- _EXERCISE REQUIREMENTS_
Keep only those lines of the records that include the string "Trabalhadores".

- _TASK INPUT_
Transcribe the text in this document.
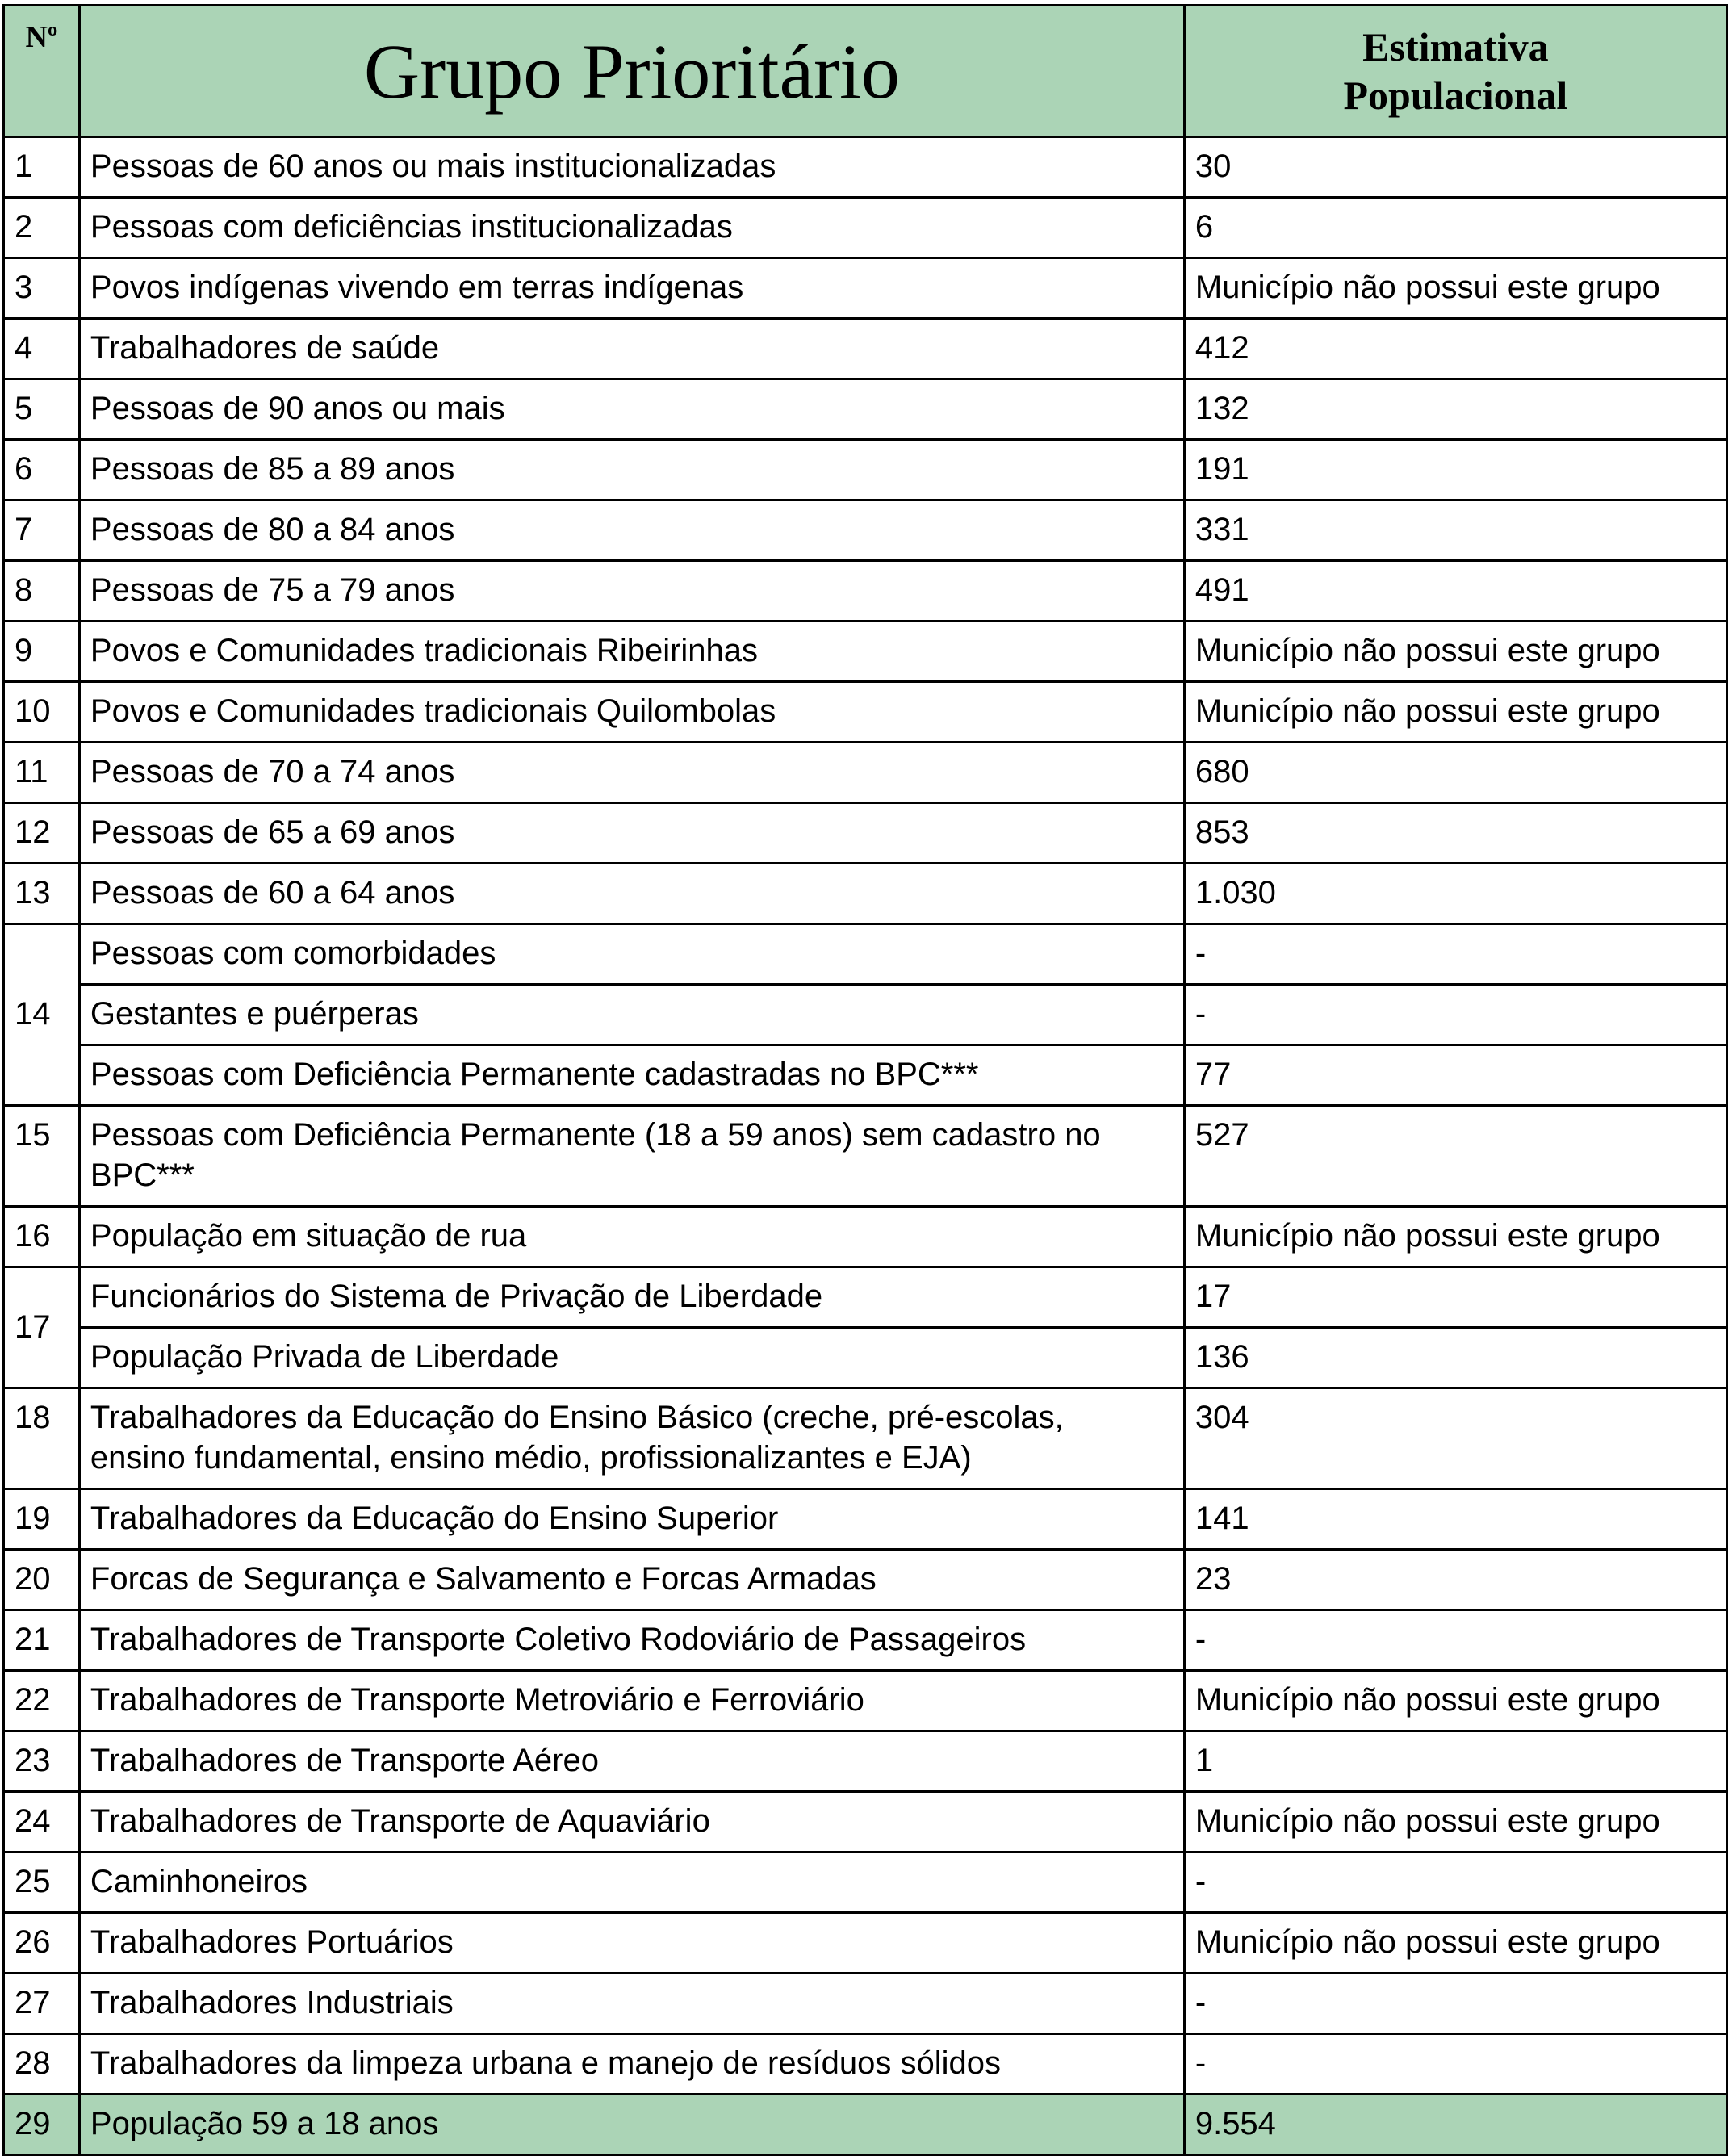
Nº	Grupo Prioritário	Estimativa
Populacional

1	Pessoas de 60 anos ou mais institucionalizadas	30
2	Pessoas com deficiências institucionalizadas	6
3	Povos indígenas vivendo em terras indígenas	Município não possui este grupo
4	Trabalhadores de saúde	412
5	Pessoas de 90 anos ou mais	132
6	Pessoas de 85 a 89 anos	191
7	Pessoas de 80 a 84 anos	331
8	Pessoas de 75 a 79 anos	491
9	Povos e Comunidades tradicionais Ribeirinhas	Município não possui este grupo
10	Povos e Comunidades tradicionais Quilombolas	Município não possui este grupo
11	Pessoas de 70 a 74 anos	680
12	Pessoas de 65 a 69 anos	853
13	Pessoas de 60 a 64 anos	1.030
14	Pessoas com comorbidades	-
	Gestantes e puérperas	-
	Pessoas com Deficiência Permanente cadastradas no BPC***	77
15	Pessoas com Deficiência Permanente (18 a 59 anos) sem cadastro no BPC***	527
16	População em situação de rua	Município não possui este grupo
17	Funcionários do Sistema de Privação de Liberdade	17
	População Privada de Liberdade	136
18	Trabalhadores da Educação do Ensino Básico (creche, pré-escolas, ensino fundamental, ensino médio, profissionalizantes e EJA)	304
19	Trabalhadores da Educação do Ensino Superior	141
20	Forcas de Segurança e Salvamento e Forcas Armadas	23
21	Trabalhadores de Transporte Coletivo Rodoviário de Passageiros	-
22	Trabalhadores de Transporte Metroviário e Ferroviário	Município não possui este grupo
23	Trabalhadores de Transporte Aéreo	1
24	Trabalhadores de Transporte de Aquaviário	Município não possui este grupo
25	Caminhoneiros	-
26	Trabalhadores Portuários	Município não possui este grupo
27	Trabalhadores Industriais	-
28	Trabalhadores da limpeza urbana e manejo de resíduos sólidos	-
29	População 59 a 18 anos	9.554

- _TASK RESPONSE_
4	Trabalhadores de saúde	412
18	Trabalhadores da Educação do Ensino Básico (creche, pré-escolas, ensino fundamental, ensino médio, profissionalizantes e EJA)	304
19	Trabalhadores da Educação do Ensino Superior	141
21	Trabalhadores de Transporte Coletivo Rodoviário de Passageiros	-
22	Trabalhadores de Transporte Metroviário e Ferroviário	Município não possui este grupo
23	Trabalhadores de Transporte Aéreo	1
24	Trabalhadores de Transporte de Aquaviário	Município não possui este grupo
26	Trabalhadores Portuários	Município não possui este grupo
27	Trabalhadores Industriais	-
28	Trabalhadores da limpeza urbana e manejo de resíduos sólidos	-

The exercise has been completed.